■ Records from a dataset
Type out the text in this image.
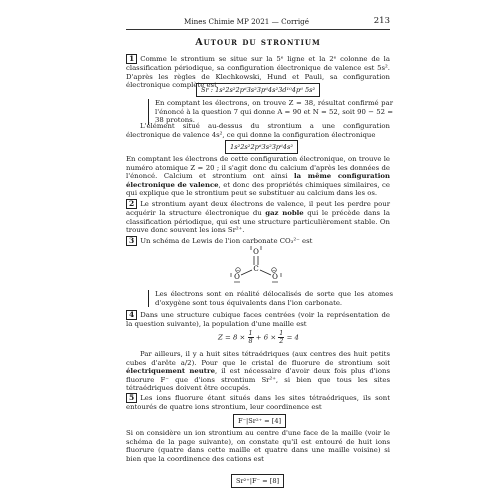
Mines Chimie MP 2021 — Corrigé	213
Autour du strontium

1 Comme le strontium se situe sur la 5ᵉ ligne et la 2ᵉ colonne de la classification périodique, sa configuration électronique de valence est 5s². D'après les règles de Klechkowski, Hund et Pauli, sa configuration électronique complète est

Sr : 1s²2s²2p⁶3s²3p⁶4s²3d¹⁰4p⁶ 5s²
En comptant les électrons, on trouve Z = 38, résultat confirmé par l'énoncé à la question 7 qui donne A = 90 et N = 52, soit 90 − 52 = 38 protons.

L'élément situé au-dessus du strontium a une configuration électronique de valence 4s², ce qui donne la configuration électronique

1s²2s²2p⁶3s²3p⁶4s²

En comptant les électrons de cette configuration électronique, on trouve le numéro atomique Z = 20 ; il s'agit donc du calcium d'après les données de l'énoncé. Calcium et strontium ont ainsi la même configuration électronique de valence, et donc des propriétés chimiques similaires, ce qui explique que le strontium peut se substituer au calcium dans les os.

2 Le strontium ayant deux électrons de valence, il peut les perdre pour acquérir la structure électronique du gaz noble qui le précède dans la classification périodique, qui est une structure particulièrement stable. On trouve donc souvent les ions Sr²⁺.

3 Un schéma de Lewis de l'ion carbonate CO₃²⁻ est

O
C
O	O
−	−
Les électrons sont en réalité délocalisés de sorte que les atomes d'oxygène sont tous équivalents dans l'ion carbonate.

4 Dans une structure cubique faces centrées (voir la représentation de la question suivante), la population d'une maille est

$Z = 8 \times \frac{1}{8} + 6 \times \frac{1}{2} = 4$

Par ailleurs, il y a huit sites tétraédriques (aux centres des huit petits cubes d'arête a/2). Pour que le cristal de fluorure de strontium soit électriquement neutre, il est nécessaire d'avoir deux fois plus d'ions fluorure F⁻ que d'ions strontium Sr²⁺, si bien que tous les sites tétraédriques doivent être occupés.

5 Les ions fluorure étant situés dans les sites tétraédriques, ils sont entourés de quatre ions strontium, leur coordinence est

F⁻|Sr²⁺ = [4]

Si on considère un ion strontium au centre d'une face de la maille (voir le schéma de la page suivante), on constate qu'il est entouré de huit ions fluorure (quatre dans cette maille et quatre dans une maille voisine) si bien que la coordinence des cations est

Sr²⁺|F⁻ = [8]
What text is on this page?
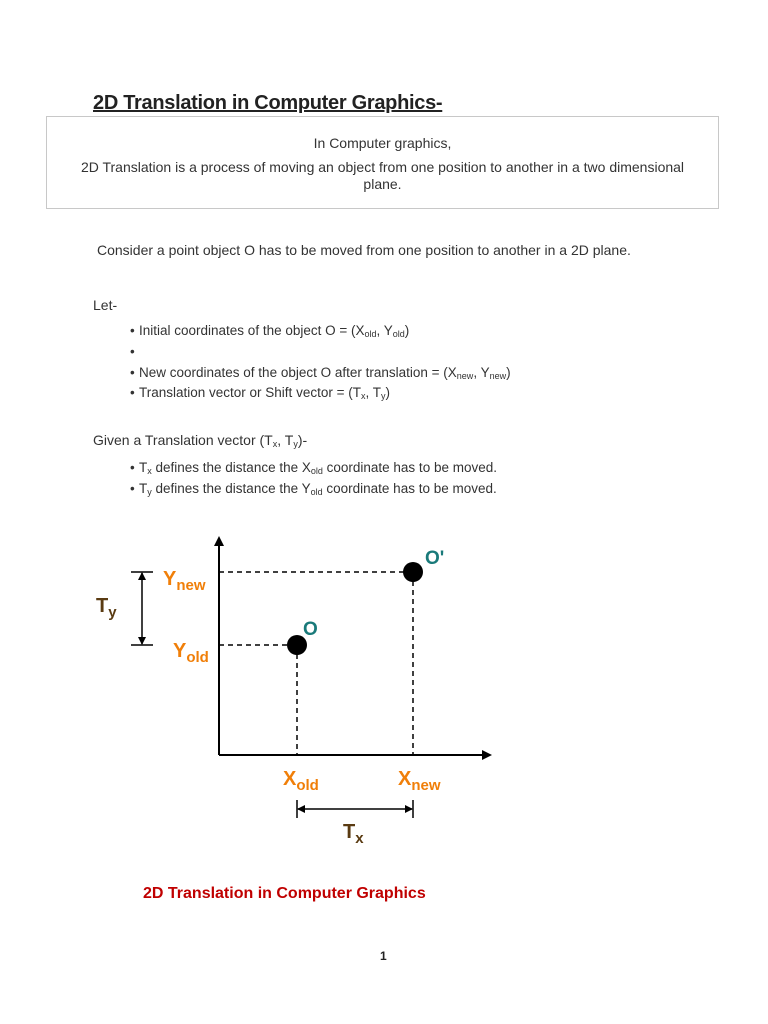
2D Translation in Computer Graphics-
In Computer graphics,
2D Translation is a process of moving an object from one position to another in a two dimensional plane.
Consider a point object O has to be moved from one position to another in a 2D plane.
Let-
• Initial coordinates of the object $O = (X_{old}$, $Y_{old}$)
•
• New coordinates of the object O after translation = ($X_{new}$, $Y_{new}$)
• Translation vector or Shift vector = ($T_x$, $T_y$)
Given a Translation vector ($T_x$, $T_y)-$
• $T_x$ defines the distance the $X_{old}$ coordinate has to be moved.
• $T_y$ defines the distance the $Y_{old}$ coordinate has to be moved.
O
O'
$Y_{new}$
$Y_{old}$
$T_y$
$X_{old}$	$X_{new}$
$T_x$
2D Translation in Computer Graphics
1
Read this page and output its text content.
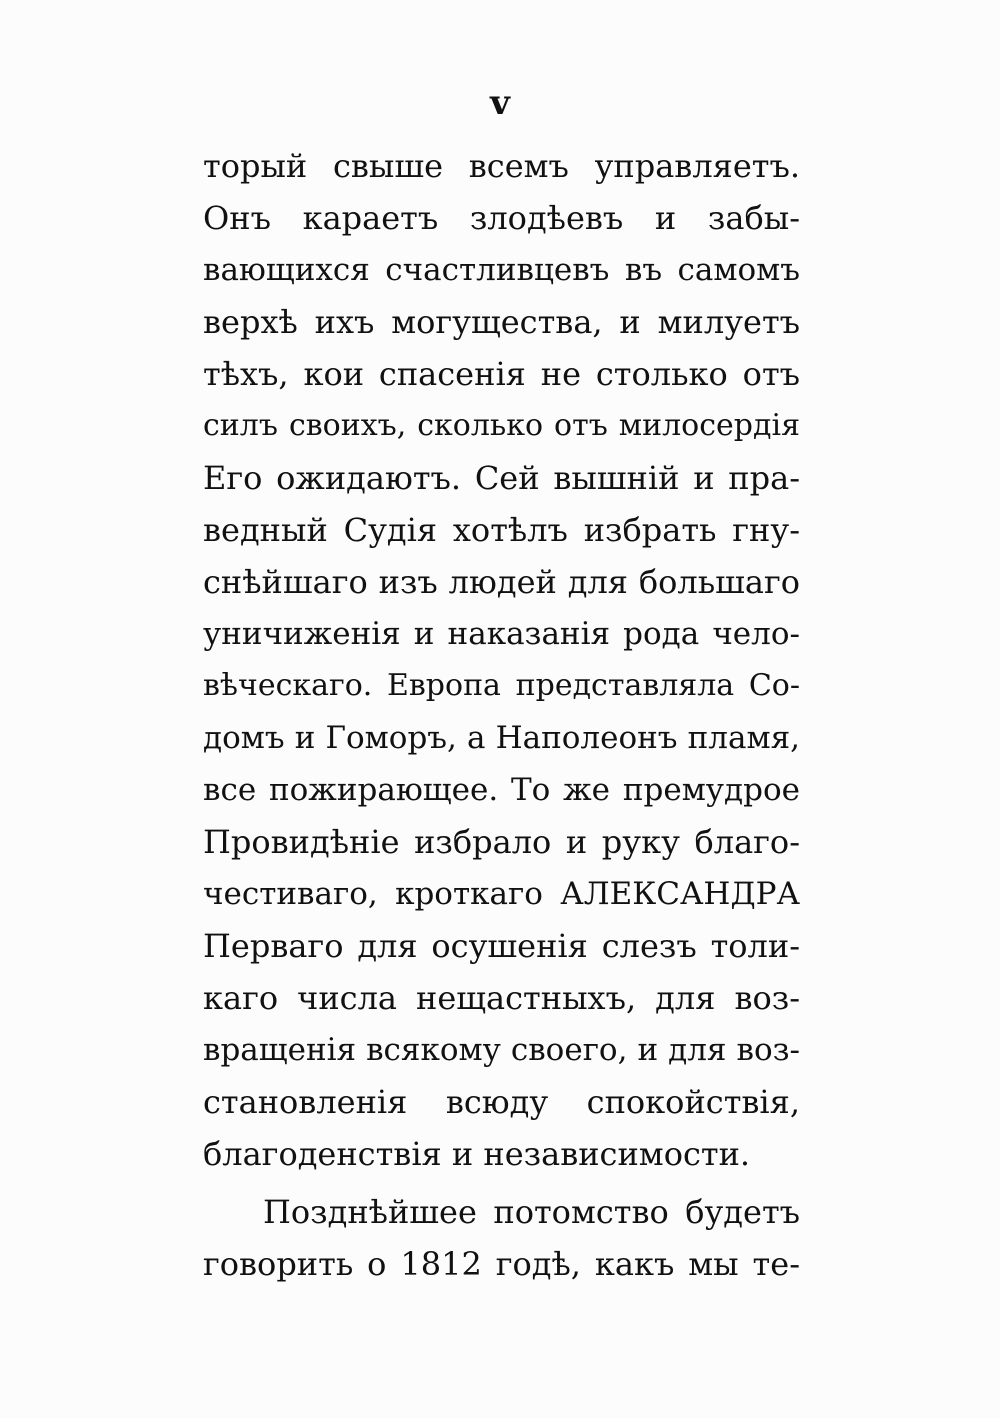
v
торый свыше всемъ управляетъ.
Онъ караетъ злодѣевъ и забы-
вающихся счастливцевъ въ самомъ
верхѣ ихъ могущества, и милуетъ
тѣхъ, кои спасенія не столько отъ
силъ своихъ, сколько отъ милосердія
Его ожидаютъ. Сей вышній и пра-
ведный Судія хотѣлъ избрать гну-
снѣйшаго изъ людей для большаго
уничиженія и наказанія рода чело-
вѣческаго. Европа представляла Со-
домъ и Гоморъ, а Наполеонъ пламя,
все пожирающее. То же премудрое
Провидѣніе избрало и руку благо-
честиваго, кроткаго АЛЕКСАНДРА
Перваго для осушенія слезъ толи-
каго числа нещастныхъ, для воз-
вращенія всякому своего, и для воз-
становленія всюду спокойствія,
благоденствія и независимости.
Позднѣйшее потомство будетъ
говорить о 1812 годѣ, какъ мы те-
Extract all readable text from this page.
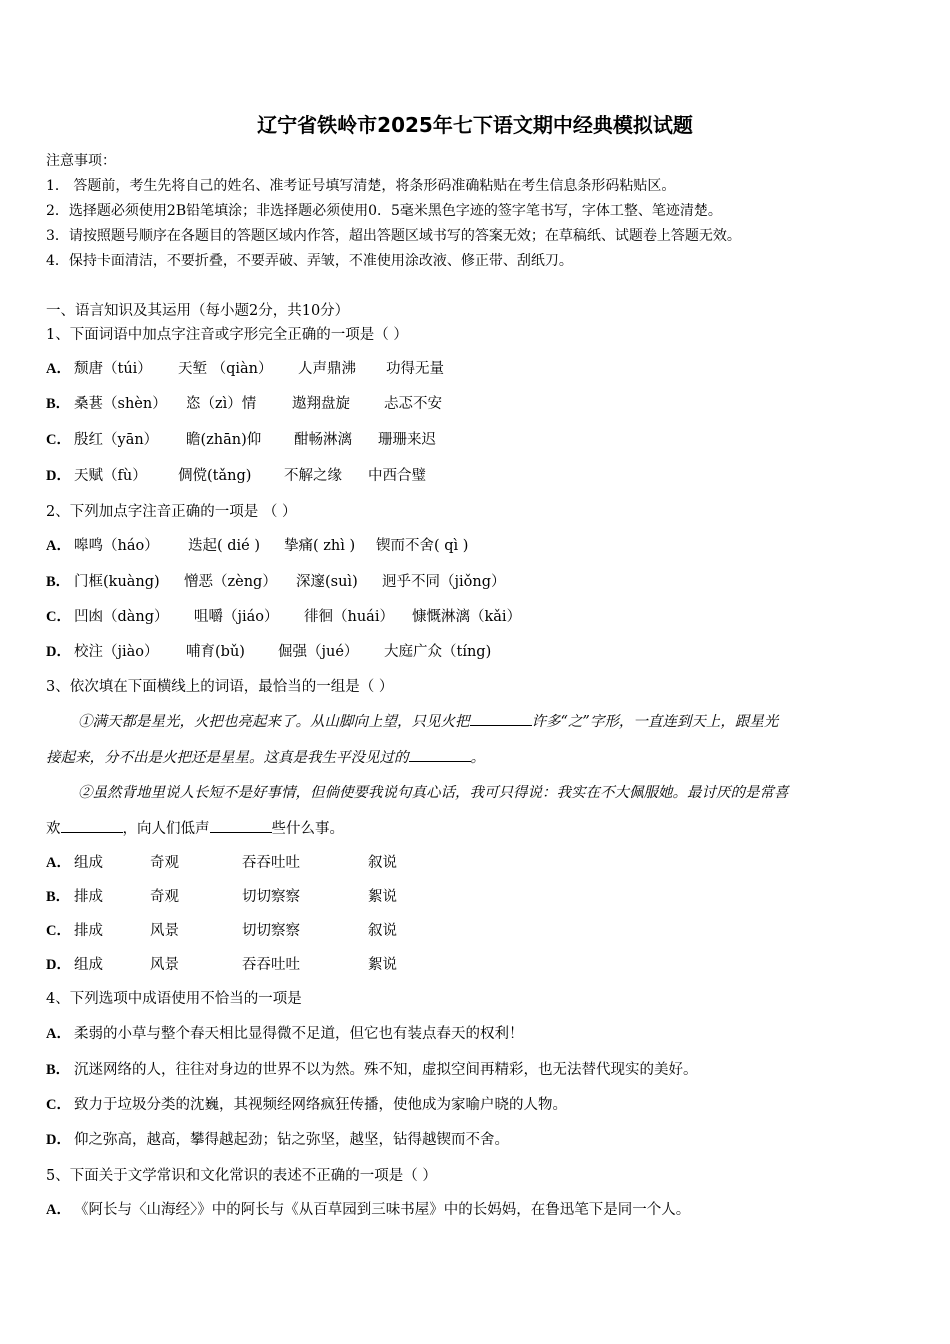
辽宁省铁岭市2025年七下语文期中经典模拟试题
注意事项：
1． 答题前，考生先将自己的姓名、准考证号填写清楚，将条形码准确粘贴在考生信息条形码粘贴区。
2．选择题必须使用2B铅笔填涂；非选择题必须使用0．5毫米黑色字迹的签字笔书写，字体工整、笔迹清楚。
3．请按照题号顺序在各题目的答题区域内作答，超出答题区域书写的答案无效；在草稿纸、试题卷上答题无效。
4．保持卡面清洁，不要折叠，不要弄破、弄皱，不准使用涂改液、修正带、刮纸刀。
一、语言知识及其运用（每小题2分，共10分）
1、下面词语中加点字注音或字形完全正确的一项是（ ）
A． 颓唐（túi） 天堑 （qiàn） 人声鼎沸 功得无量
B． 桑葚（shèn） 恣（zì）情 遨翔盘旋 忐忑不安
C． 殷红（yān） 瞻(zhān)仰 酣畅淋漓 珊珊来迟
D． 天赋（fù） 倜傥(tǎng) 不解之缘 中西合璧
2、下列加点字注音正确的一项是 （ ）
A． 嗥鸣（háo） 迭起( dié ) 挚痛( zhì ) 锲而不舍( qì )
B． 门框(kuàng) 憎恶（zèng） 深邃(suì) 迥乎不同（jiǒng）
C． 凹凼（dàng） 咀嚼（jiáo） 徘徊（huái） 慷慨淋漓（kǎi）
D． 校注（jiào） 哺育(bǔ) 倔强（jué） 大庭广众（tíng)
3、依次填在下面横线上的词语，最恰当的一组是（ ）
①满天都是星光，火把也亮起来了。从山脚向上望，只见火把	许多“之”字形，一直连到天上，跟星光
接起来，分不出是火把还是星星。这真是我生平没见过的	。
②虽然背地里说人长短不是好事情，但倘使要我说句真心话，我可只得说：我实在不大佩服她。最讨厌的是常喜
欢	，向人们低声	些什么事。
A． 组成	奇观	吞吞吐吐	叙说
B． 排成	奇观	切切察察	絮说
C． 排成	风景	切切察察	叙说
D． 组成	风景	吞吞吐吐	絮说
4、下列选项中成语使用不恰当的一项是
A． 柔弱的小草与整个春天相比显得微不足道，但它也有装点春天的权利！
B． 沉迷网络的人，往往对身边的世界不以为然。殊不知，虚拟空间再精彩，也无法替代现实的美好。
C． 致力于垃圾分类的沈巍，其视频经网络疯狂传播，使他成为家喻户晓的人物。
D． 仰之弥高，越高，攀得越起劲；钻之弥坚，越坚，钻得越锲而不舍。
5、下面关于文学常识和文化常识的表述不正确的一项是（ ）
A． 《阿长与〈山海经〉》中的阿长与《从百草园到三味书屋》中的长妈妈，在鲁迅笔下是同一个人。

■ Goal
Leave the images out, please, and restate each line word for word.

■ Reply to the task
Type out the text in this image.
Mines Chimie MP 2021 — Corrigé	213
Autour du strontium

1 Comme le strontium se situe sur la 5ᵉ ligne et la 2ᵉ colonne de la classification périodique, sa configuration électronique de valence est 5s². D'après les règles de Klechkowski, Hund et Pauli, sa configuration électronique complète est

Sr : 1s²2s²2p⁶3s²3p⁶4s²3d¹⁰4p⁶ 5s²
En comptant les électrons, on trouve Z = 38, résultat confirmé par l'énoncé à la question 7 qui donne A = 90 et N = 52, soit 90 − 52 = 38 protons.

L'élément situé au-dessus du strontium a une configuration électronique de valence 4s², ce qui donne la configuration électronique

1s²2s²2p⁶3s²3p⁶4s²

En comptant les électrons de cette configuration électronique, on trouve le numéro atomique Z = 20 ; il s'agit donc du calcium d'après les données de l'énoncé. Calcium et strontium ont ainsi la même configuration électronique de valence, et donc des propriétés chimiques similaires, ce qui explique que le strontium peut se substituer au calcium dans les os.

2 Le strontium ayant deux électrons de valence, il peut les perdre pour acquérir la structure électronique du gaz noble qui le précède dans la classification périodique, qui est une structure particulièrement stable. On trouve donc souvent les ions Sr²⁺.

3 Un schéma de Lewis de l'ion carbonate CO₃²⁻ est

O
C
O	O
−	−
Les électrons sont en réalité délocalisés de sorte que les atomes d'oxygène sont tous équivalents dans l'ion carbonate.

4 Dans une structure cubique faces centrées (voir la représentation de la question suivante), la population d'une maille est

$Z = 8 \times \frac{1}{8} + 6 \times \frac{1}{2} = 4$

Par ailleurs, il y a huit sites tétraédriques (aux centres des huit petits cubes d'arête a/2). Pour que le cristal de fluorure de strontium soit électriquement neutre, il est nécessaire d'avoir deux fois plus d'ions fluorure F⁻ que d'ions strontium Sr²⁺, si bien que tous les sites tétraédriques doivent être occupés.

5 Les ions fluorure étant situés dans les sites tétraédriques, ils sont entourés de quatre ions strontium, leur coordinence est

F⁻|Sr²⁺ = [4]

Si on considère un ion strontium au centre d'une face de la maille (voir le schéma de la page suivante), on constate qu'il est entouré de huit ions fluorure (quatre dans cette maille et quatre dans une maille voisine) si bien que la coordinence des cations est

Sr²⁺|F⁻ = [8]
What text is on this page?
2D Translation in Computer Graphics-
In Computer graphics,
2D Translation is a process of moving an object from one position to another in a two dimensional plane.
Consider a point object O has to be moved from one position to another in a 2D plane.
Let-
• Initial coordinates of the object $O = (X_{old}$, $Y_{old}$)
•
• New coordinates of the object O after translation = ($X_{new}$, $Y_{new}$)
• Translation vector or Shift vector = ($T_x$, $T_y$)
Given a Translation vector ($T_x$, $T_y)-$
• $T_x$ defines the distance the $X_{old}$ coordinate has to be moved.
• $T_y$ defines the distance the $Y_{old}$ coordinate has to be moved.
O
O'
$Y_{new}$
$Y_{old}$
$T_y$
$X_{old}$	$X_{new}$
$T_x$
2D Translation in Computer Graphics
1
Read this page and output its text content.
v
торый свыше всемъ управляетъ.
Онъ караетъ злодѣевъ и забы-
вающихся счастливцевъ въ самомъ
верхѣ ихъ могущества, и милуетъ
тѣхъ, кои спасенія не столько отъ
силъ своихъ, сколько отъ милосердія
Его ожидаютъ. Сей вышній и пра-
ведный Судія хотѣлъ избрать гну-
снѣйшаго изъ людей для большаго
уничиженія и наказанія рода чело-
вѣческаго. Европа представляла Со-
домъ и Гоморъ, а Наполеонъ пламя,
все пожирающее. То же премудрое
Провидѣніе избрало и руку благо-
честиваго, кроткаго АЛЕКСАНДРА
Перваго для осушенія слезъ толи-
каго числа нещастныхъ, для воз-
вращенія всякому своего, и для воз-
становленія всюду спокойствія,
благоденствія и независимости.
Позднѣйшее потомство будетъ
говорить о 1812 годѣ, какъ мы те-
Extract all readable text from this page.
辽宁省铁岭市2025年七下语文期中经典模拟试题
注意事项：
1． 答题前，考生先将自己的姓名、准考证号填写清楚，将条形码准确粘贴在考生信息条形码粘贴区。
2．选择题必须使用2B铅笔填涂；非选择题必须使用0．5毫米黑色字迹的签字笔书写，字体工整、笔迹清楚。
3．请按照题号顺序在各题目的答题区域内作答，超出答题区域书写的答案无效；在草稿纸、试题卷上答题无效。
4．保持卡面清洁，不要折叠，不要弄破、弄皱，不准使用涂改液、修正带、刮纸刀。
一、语言知识及其运用（每小题2分，共10分）
1、下面词语中加点字注音或字形完全正确的一项是（ ）
A． 颓唐（túi） 天堑 （qiàn） 人声鼎沸 功得无量
B． 桑葚（shèn） 恣（zì）情 遨翔盘旋 忐忑不安
C． 殷红（yān） 瞻(zhān)仰 酣畅淋漓 珊珊来迟
D． 天赋（fù） 倜傥(tǎng) 不解之缘 中西合璧
2、下列加点字注音正确的一项是 （ ）
A． 嗥鸣（háo） 迭起( dié ) 挚痛( zhì ) 锲而不舍( qì )
B． 门框(kuàng) 憎恶（zèng） 深邃(suì) 迥乎不同（jiǒng）
C． 凹凼（dàng） 咀嚼（jiáo） 徘徊（huái） 慷慨淋漓（kǎi）
D． 校注（jiào） 哺育(bǔ) 倔强（jué） 大庭广众（tíng)
3、依次填在下面横线上的词语，最恰当的一组是（ ）
①满天都是星光，火把也亮起来了。从山脚向上望，只见火把	许多“之”字形，一直连到天上，跟星光
接起来，分不出是火把还是星星。这真是我生平没见过的	。
②虽然背地里说人长短不是好事情，但倘使要我说句真心话，我可只得说：我实在不大佩服她。最讨厌的是常喜
欢	，向人们低声	些什么事。
A． 组成	奇观	吞吞吐吐	叙说
B． 排成	奇观	切切察察	絮说
C． 排成	风景	切切察察	叙说
D． 组成	风景	吞吞吐吐	絮说
4、下列选项中成语使用不恰当的一项是
A． 柔弱的小草与整个春天相比显得微不足道，但它也有装点春天的权利！
B． 沉迷网络的人，往往对身边的世界不以为然。殊不知，虚拟空间再精彩，也无法替代现实的美好。
C． 致力于垃圾分类的沈巍，其视频经网络疯狂传播，使他成为家喻户晓的人物。
D． 仰之弥高，越高，攀得越起劲；钻之弥坚，越坚，钻得越锲而不舍。
5、下面关于文学常识和文化常识的表述不正确的一项是（ ）
A． 《阿长与〈山海经〉》中的阿长与《从百草园到三味书屋》中的长妈妈，在鲁迅笔下是同一个人。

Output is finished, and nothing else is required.